#### Supplied material:
[start]
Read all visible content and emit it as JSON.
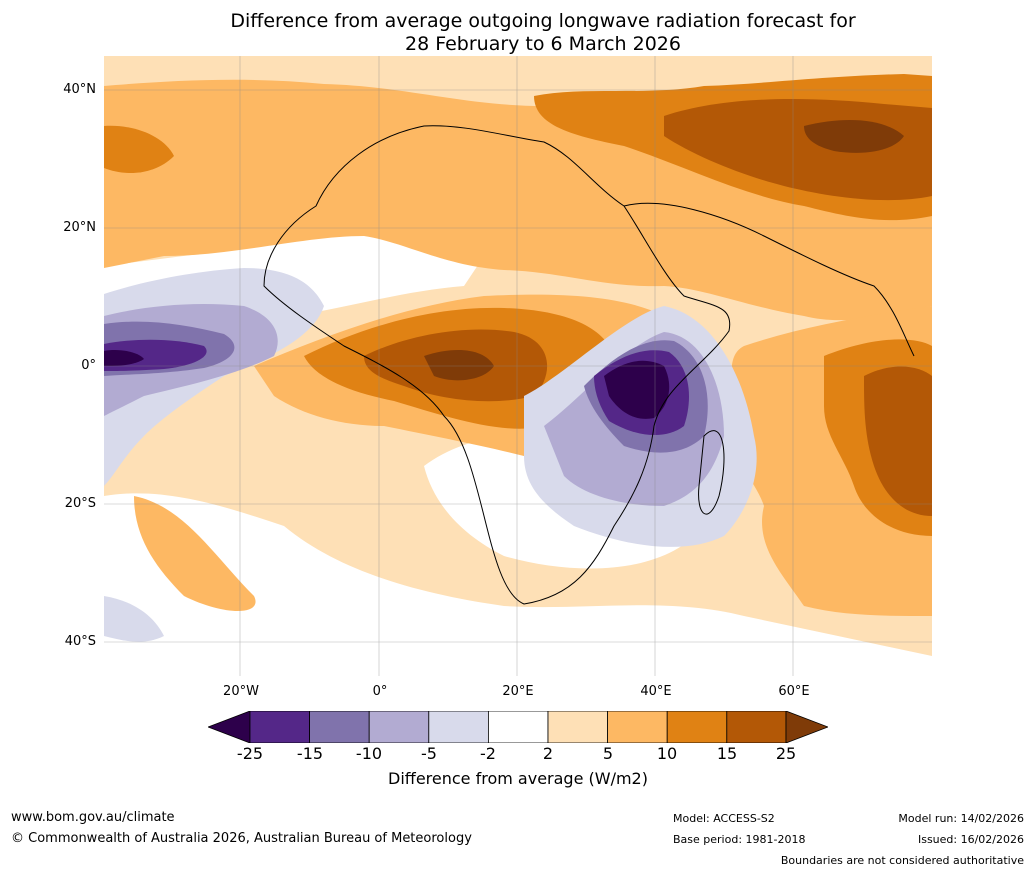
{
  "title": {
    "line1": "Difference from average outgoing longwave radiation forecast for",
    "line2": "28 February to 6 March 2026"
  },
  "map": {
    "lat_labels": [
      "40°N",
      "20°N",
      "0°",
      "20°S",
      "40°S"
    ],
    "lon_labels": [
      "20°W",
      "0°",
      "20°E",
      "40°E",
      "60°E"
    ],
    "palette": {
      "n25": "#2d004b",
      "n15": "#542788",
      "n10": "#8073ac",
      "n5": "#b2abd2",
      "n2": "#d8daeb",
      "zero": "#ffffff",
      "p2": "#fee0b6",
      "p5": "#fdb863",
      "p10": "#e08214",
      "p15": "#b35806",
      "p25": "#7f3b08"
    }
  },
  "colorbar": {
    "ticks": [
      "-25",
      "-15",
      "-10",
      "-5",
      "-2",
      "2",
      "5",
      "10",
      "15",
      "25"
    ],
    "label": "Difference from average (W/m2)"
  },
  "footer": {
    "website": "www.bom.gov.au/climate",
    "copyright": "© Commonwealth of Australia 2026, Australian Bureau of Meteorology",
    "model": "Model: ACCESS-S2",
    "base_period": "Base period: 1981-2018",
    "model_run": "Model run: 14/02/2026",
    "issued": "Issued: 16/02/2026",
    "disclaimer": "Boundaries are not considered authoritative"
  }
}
[end]
[start]
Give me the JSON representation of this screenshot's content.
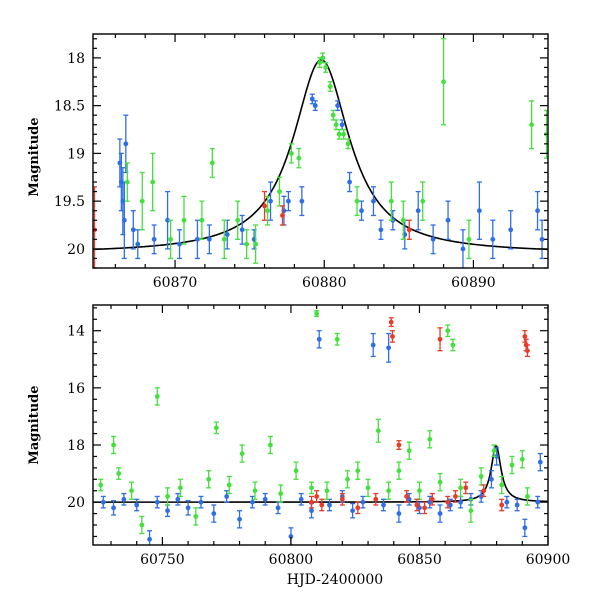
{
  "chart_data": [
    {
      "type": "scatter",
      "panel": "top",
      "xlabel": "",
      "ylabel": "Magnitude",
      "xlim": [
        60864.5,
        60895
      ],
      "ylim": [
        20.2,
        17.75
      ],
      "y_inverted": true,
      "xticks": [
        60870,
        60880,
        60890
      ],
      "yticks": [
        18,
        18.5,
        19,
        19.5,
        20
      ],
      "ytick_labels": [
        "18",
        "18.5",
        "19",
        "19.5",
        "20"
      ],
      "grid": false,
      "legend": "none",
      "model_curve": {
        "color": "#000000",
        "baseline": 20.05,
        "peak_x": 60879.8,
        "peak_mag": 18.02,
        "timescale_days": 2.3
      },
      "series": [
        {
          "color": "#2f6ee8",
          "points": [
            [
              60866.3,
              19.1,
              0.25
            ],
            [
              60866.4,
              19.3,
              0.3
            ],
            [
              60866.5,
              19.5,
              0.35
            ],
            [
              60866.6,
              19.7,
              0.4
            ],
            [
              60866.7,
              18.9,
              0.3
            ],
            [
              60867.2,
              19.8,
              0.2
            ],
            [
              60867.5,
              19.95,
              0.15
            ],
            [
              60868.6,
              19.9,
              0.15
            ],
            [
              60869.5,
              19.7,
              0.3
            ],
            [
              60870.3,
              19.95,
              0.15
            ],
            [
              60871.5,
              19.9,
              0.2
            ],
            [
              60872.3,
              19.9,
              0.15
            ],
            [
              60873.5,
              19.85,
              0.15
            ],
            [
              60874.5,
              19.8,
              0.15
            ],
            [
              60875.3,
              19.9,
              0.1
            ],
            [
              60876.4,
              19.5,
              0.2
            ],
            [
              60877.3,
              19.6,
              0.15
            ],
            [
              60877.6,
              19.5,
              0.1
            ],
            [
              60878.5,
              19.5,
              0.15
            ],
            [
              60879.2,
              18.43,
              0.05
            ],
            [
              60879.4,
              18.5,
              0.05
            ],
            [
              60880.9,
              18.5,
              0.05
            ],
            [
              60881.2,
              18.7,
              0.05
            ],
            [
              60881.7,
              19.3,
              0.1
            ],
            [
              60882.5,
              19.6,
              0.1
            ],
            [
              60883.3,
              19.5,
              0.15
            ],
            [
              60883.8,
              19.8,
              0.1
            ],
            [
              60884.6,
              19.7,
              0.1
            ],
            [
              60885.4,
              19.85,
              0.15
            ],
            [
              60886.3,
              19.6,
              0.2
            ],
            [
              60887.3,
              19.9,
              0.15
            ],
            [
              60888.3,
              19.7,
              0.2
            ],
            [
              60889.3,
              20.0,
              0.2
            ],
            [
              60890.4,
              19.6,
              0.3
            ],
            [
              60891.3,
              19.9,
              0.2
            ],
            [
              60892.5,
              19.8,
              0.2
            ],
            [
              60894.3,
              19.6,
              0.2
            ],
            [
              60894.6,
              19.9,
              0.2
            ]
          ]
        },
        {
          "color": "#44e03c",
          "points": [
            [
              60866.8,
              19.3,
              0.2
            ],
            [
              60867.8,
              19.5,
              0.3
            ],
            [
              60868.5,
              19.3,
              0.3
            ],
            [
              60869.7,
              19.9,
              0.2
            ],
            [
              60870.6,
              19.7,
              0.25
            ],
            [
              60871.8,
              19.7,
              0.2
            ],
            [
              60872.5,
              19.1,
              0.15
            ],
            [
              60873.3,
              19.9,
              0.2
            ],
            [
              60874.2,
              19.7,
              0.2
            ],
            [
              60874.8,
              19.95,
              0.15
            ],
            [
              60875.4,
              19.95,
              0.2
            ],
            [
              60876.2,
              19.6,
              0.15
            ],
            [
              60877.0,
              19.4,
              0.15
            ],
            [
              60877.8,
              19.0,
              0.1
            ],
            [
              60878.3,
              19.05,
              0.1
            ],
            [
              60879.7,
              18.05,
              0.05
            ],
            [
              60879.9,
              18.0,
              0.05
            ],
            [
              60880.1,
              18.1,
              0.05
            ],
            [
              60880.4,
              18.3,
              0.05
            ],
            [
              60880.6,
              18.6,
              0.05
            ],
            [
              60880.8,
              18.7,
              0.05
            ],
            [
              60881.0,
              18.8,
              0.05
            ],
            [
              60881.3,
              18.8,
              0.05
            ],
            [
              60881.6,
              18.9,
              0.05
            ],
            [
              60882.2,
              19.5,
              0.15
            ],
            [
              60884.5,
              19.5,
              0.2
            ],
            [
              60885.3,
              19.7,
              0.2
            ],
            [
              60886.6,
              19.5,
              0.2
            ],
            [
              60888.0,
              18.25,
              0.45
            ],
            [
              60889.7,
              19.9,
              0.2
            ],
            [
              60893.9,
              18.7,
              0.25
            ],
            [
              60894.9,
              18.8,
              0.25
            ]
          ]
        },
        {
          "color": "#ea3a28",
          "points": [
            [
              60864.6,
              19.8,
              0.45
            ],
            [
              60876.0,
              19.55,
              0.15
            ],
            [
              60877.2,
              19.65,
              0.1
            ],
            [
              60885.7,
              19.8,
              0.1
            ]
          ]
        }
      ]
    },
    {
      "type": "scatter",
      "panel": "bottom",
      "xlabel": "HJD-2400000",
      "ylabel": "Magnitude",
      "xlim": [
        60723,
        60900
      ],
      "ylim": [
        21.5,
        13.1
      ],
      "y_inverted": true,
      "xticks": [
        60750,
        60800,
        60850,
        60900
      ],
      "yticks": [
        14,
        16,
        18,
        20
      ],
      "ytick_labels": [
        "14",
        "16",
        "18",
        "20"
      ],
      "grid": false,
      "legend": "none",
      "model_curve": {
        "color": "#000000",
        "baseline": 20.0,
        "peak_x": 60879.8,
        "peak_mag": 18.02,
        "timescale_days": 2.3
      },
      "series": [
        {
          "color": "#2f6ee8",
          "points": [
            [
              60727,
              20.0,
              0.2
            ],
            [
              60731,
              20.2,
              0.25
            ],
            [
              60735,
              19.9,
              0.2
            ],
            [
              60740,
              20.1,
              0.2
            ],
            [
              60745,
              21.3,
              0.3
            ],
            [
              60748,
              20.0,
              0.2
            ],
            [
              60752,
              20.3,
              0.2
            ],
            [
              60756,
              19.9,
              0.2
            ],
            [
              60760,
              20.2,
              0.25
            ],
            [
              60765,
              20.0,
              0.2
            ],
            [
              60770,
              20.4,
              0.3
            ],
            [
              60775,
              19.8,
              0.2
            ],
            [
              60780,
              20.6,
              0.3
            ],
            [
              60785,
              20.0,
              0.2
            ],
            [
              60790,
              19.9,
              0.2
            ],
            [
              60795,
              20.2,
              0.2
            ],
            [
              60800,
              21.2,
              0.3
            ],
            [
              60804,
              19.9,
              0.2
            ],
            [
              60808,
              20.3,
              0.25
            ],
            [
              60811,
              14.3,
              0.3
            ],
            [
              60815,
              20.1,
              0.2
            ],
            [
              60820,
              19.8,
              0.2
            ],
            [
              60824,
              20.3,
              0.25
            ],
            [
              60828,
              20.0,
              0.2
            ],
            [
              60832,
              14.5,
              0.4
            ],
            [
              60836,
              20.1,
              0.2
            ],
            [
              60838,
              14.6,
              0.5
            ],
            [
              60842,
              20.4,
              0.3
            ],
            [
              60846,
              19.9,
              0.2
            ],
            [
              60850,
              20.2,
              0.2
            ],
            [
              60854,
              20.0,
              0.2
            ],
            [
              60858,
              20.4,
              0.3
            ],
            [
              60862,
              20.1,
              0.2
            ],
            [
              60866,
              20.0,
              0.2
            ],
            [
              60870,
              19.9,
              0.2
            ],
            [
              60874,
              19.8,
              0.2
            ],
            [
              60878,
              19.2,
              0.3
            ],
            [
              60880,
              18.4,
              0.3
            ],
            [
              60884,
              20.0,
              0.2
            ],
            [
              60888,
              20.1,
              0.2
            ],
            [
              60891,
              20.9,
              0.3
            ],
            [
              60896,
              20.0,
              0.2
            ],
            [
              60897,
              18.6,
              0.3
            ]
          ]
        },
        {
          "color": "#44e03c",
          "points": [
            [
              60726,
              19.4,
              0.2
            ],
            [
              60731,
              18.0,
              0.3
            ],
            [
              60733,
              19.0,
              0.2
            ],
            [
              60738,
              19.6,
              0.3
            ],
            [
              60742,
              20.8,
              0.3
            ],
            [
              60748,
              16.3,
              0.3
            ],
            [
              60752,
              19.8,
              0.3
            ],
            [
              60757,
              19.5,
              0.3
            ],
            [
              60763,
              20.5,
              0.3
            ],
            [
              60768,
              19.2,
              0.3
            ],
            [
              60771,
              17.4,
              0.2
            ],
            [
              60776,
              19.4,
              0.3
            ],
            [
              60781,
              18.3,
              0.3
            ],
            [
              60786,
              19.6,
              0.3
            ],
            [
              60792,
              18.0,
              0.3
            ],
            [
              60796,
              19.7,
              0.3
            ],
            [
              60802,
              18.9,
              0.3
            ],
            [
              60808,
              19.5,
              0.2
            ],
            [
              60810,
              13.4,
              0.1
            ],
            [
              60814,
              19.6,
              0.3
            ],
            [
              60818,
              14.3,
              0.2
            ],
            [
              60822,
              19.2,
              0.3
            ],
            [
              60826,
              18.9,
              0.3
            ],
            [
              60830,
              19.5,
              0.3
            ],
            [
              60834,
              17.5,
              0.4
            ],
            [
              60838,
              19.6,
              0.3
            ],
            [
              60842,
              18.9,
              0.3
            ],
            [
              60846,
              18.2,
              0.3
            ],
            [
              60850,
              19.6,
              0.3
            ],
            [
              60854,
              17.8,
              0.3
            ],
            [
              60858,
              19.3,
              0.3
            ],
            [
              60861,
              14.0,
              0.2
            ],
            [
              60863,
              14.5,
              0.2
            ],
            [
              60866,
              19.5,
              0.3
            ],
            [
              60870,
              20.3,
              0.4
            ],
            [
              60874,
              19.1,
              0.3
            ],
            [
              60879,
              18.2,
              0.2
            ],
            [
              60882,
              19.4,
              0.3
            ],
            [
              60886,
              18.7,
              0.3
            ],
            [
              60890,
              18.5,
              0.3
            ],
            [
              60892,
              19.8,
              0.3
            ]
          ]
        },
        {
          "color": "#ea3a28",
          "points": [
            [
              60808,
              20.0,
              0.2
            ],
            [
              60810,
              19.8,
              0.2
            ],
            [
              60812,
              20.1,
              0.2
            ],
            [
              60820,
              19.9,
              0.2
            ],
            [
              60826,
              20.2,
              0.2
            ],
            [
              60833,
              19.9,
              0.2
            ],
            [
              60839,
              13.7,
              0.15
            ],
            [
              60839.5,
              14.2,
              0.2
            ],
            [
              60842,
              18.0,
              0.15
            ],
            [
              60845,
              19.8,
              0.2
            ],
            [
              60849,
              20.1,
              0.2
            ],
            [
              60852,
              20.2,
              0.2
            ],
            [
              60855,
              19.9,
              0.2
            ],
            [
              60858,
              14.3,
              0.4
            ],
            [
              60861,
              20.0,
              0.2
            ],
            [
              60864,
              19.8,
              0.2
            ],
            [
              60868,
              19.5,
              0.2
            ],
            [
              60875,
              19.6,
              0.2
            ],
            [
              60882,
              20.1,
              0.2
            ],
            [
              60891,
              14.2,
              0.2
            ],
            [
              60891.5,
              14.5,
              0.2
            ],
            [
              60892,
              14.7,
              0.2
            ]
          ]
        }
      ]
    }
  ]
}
[end]
#### Your objective:
In the records above, find each line holding "content" and copy it.

#### Task response:
Read all visible content and emit it as JSON.
Give me the JSON representation of this screenshot's content.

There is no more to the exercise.